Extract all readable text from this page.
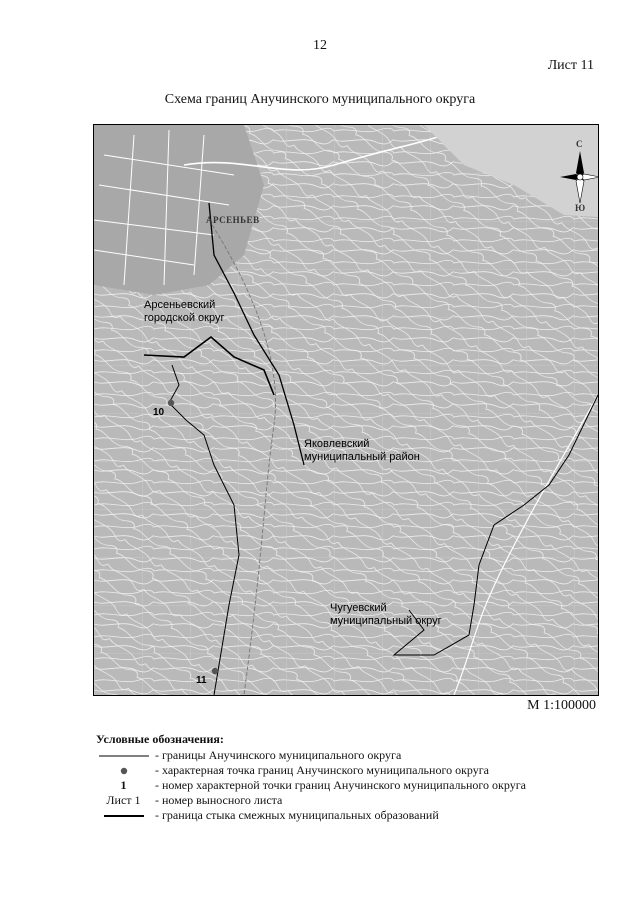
12
Лист 11
Схема границ Анучинского муниципального округа
С
Ю
АРСЕНЬЕВ
Арсеньевский
городской округ
Яковлевский
муниципальный район
Чугуевский
муниципальный округ
10
11
М 1:100000
Условные обозначения:
- границы Анучинского муниципального округа
- характерная точка границ Анучинского муниципального округа
1	- номер характерной точки границ Анучинского муниципального округа
Лист 1	- номер выносного листа
- граница стыка смежных муниципальных образований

_ _ _ _ _

> **What you will do**: Set each line of the records down exactly, leaving every picture out.

> **Correct output**:
Extract all readable text from this page.
12
Лист 11
Схема границ Анучинского муниципального округа
С
Ю
АРСЕНЬЕВ
Арсеньевский
городской округ
Яковлевский
муниципальный район
Чугуевский
муниципальный округ
10
11
М 1:100000
Условные обозначения:
- границы Анучинского муниципального округа
- характерная точка границ Анучинского муниципального округа
1	- номер характерной точки границ Анучинского муниципального округа
Лист 1	- номер выносного листа
- граница стыка смежных муниципальных образований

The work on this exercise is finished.